TRECHO DO DOCUMENTO:
▼▼▼

Nessas horas, Ana Paula lembra da avó, Alaíde, que morreu aos 85 anos e ensinou que, na realidade em que viviam, a sala de aula era mais importante do que uma arma na mão da delegada de polícia. “Seu único cartucho é o estudo”, recorda a policial, que cursou a faculdade de Direito em Crato, vizinha a Juazeiro.

A enfermeira Gerluda Paiva, de 54 anos, lembra que a a amiga delegada, ao se mudar para a Região Metropolitana de Fortaleza, morou com os tios e de favor na casa dos amigos . Num ambiente machista por natureza, Gerluda observa que as atitudes de Ana Paula não a surpreendem.

— Veio de uma família muito humilde e venceu, mas nunca perdeu a essência, o lado humano que tem de perseverar e se doar — diz.

Ana Paula entrou para a Polícia Civil em 2006. Foi inspetora até 2013, quando, promovida a delegada, em novo curso, foi transferida para Ipu, no interior. Depois, foi titular em Cascavel, para então chegar à Delegacia de Proteção da Criança e do Adolescente e mais tarde de Proteção ao Idoso, até ocupar o cargo atual.

Ana Paula é descrita como discreta, mas, entre amigos, fala pelos cotovelos. A delegada Eva América, diretora do Departamento de Gestão da Polícia Civil, que trabalhou com ela na especializada voltada para menores, conta que quase perdia o curto intervalo de descanso durante os plantões.

— No alojamento, a conversa se alongava e a gente via que se não parasse não ia dormir. Ela sempre dizia: “amiga, só mais uma história”. Acabava que chegava mais uma ocorrência e nada de descanso — ri.

A delegada é conhecida por não se valer do posto para obter vantagem, como quando foi abordada em uma blitz. Um soldado da PM pediu a identificação da delegada, que lhe entregou a carteira de motorista. Embora Ana Paula vestisse uma camisa da Polícia Civil, ele quis a identidade funcional. Ela atendeu. Só perdeu a paciência quanto o agente exigiu porte de arma, que normalmente os policiais guardam em casa. Ana Paula se identificou como delegada e pediu que o PM também mostrasse seu próprio porte de arma. Ele recuou e ela seguiu viagem.

No dia em que foi convidada a deixar a loja, a bem-humorada Ana Paula custou a entender o que acontecia, mesmo tendo passado por situações constrangedoras muitas outras vezes.

‘Zara zerou’

Esta semana, a polícia divulgou que investiga um dispositivo no estabelecimento que alertava os funcionários da presença de pessoas negras ou malvestidas. O sistema teria sido instituído pelo gerente, Bruno Filipe Simões Antônio, português de 32 anos. O mesmo que, de acordo com a delegada, a convidou a deixar o local.

— A cereja do bolo foi a descoberta do código “Zara, zerou” (sistema de alerta). Baseado em quê eles ativariam esse código para as pessoas? Só chego à conclusão de que fui expulsa por conta da minha cor e da minha aparência de quem não teria poder aquisitivo para comprar ali — diz ela que se orgulha de ter agido como cidadã, com base em seus valores de vida, e não como autoridade. — Foi como se naquele momento eu tivesse esquecido que era policial.

▲▲▲

TRECHO DOS DADOS:
▼▼▼

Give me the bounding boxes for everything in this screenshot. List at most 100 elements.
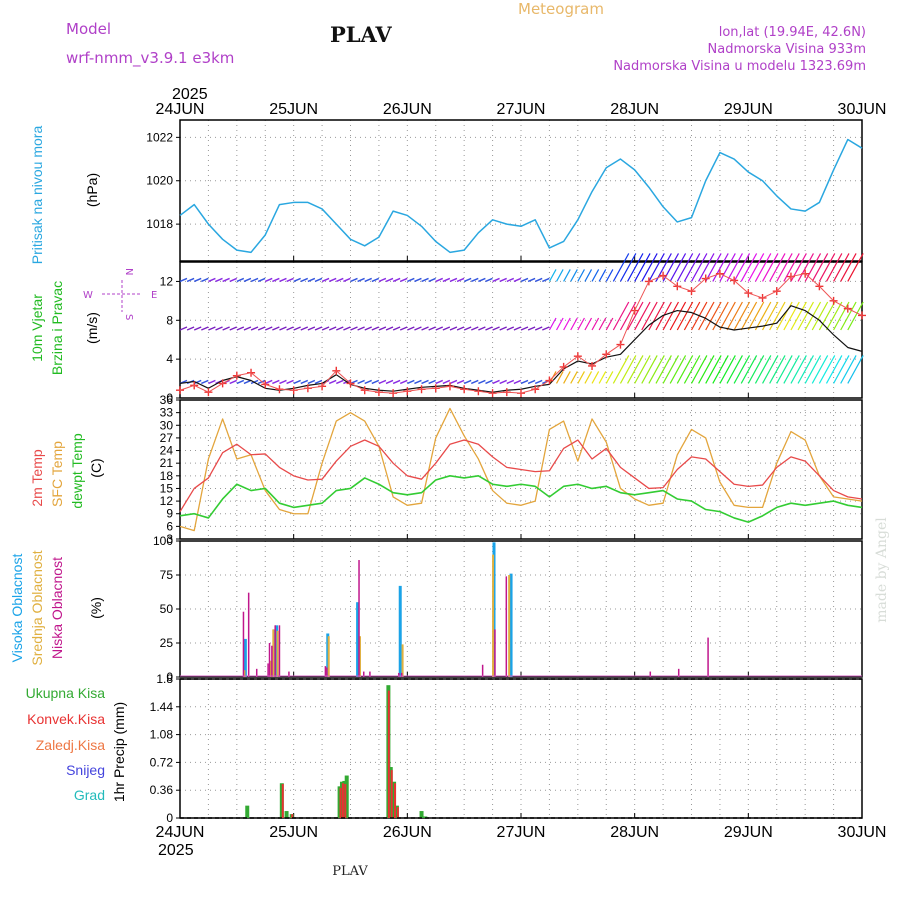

▲▲▲

TAREFA: Reescreva o trecho do documento de "Ana Paula entrou" até "durante os plantões.", trocando "inspetora" por "escrivã". As linhas não têm papel algum aqui.

RESPOSTA DA TAREFA:
Ana Paula entrou para a Polícia Civil em 2006. Foi escrivã até 2013, quando, promovida a delegada, em novo curso, foi transferida para Ipu, no interior. Depois, foi titular em Cascavel, para então chegar à Delegacia de Proteção da Criança e do Adolescente e mais tarde de Proteção ao Idoso, até ocupar o cargo atual.

Ana Paula é descrita como discreta, mas, entre amigos, fala pelos cotovelos. A delegada Eva América, diretora do Departamento de Gestão da Polícia Civil, que trabalhou com ela na especializada voltada para menores, conta que quase perdia o curto intervalo de descanso durante os plantões.